* [What needs to be done]: Copy, in full, each line of the material that holds the word "this".

Dataset items

(begin)

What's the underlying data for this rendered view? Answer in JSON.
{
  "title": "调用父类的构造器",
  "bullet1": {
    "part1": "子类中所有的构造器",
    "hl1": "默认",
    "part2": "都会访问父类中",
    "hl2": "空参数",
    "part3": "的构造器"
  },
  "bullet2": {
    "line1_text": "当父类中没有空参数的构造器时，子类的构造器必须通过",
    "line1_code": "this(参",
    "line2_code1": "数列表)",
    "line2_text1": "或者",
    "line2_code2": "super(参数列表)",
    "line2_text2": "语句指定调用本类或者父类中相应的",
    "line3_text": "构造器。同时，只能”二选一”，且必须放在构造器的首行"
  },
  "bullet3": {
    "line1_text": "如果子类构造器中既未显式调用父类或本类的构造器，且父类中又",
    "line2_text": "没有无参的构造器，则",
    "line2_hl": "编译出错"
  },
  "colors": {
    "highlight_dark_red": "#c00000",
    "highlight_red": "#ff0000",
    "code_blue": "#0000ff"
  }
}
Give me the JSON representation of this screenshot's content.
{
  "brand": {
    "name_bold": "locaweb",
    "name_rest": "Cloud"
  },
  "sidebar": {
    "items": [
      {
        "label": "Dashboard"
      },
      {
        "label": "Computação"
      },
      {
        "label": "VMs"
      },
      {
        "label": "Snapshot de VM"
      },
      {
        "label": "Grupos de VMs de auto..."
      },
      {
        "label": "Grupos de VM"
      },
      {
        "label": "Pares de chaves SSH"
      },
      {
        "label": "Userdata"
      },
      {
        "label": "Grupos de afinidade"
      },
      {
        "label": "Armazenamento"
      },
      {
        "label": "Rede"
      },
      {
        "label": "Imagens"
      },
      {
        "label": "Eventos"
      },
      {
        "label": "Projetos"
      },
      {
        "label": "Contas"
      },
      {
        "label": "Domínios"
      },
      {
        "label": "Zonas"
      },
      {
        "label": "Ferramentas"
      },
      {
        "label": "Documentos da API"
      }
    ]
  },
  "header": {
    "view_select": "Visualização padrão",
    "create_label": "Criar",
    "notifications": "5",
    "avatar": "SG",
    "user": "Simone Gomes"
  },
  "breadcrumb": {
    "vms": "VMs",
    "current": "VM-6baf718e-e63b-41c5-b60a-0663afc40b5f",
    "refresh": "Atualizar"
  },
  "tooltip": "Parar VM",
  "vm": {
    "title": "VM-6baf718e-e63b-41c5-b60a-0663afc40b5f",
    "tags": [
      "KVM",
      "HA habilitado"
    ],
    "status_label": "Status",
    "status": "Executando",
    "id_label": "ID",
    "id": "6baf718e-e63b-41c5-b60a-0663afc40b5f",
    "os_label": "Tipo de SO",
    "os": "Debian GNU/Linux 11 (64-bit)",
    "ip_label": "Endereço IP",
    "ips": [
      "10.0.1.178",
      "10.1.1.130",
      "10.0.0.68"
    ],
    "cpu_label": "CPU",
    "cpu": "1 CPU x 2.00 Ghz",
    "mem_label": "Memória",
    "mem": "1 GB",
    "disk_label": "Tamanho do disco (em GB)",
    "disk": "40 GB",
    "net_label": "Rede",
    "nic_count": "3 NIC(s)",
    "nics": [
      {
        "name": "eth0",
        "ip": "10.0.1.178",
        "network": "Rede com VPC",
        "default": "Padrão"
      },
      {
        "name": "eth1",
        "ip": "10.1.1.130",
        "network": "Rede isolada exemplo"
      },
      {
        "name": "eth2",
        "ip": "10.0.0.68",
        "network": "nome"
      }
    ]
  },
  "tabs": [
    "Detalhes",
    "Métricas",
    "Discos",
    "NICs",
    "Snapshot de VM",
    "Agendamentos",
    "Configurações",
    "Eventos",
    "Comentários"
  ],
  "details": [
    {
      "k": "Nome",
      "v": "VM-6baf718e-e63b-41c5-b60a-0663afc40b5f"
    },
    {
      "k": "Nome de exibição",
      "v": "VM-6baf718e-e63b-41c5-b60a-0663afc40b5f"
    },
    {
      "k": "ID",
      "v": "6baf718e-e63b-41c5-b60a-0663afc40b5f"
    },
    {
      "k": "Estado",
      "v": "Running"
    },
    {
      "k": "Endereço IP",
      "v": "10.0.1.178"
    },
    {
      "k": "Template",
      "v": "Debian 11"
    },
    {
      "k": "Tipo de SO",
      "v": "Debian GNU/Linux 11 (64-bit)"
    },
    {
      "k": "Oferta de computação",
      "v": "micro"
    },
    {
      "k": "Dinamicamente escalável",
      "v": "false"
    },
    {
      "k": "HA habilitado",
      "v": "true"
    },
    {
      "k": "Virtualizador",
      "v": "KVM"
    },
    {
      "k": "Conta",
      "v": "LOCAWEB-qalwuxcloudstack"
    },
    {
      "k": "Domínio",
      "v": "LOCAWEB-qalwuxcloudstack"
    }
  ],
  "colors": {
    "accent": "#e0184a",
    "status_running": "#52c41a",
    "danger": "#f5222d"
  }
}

(end)
(begin)

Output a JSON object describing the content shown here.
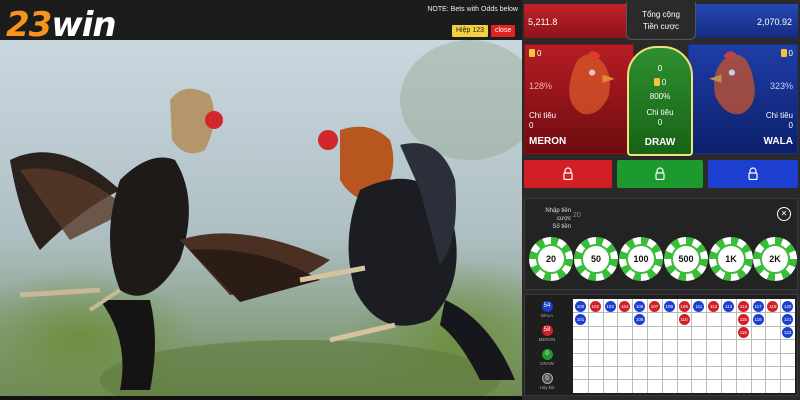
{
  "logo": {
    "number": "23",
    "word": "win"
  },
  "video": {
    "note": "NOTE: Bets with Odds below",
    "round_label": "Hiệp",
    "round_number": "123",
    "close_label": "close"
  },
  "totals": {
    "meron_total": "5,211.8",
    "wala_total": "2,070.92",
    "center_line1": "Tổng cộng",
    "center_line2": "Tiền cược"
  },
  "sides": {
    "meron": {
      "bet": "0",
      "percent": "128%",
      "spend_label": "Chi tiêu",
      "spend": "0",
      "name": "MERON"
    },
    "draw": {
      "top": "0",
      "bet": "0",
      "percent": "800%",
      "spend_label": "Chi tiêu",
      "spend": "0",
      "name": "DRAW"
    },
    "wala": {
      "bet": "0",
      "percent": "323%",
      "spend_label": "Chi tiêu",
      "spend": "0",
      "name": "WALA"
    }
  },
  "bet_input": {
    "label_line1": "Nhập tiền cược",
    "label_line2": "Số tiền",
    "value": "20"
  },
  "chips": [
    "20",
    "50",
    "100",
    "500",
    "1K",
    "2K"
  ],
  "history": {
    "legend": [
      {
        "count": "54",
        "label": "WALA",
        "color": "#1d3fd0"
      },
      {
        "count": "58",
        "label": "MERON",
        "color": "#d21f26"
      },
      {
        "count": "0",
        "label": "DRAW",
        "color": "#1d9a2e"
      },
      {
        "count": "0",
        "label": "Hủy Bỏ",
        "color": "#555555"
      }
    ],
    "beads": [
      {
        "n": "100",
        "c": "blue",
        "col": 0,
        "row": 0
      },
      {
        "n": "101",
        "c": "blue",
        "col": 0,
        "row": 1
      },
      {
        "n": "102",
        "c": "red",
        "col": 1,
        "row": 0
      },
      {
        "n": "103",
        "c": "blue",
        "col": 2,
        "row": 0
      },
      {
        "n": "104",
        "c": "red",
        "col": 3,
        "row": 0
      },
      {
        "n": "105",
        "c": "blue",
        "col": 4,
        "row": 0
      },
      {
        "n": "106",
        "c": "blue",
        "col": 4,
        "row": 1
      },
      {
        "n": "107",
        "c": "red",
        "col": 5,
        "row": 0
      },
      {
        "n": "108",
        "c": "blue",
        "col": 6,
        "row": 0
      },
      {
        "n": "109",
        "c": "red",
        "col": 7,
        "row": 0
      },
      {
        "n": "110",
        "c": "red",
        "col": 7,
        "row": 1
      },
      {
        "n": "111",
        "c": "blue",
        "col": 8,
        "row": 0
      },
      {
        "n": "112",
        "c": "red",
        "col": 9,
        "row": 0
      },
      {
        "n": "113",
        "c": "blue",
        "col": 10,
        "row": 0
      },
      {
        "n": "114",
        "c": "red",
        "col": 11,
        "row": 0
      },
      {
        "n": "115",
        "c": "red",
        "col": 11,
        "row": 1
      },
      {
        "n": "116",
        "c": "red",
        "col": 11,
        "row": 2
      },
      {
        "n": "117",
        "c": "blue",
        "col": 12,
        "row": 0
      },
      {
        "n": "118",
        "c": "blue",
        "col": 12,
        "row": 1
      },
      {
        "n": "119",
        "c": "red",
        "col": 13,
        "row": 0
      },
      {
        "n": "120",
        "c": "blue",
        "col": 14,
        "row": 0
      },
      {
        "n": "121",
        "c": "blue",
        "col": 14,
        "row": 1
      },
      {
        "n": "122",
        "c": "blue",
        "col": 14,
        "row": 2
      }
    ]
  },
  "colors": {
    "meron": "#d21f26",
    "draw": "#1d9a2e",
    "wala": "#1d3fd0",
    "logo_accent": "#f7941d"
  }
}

(end)

* [Exercise result]:
What's the underlying data for this rendered view? Answer in JSON.
    "line1_code": "this(参",
Give me the JSON representation of this screenshot's content.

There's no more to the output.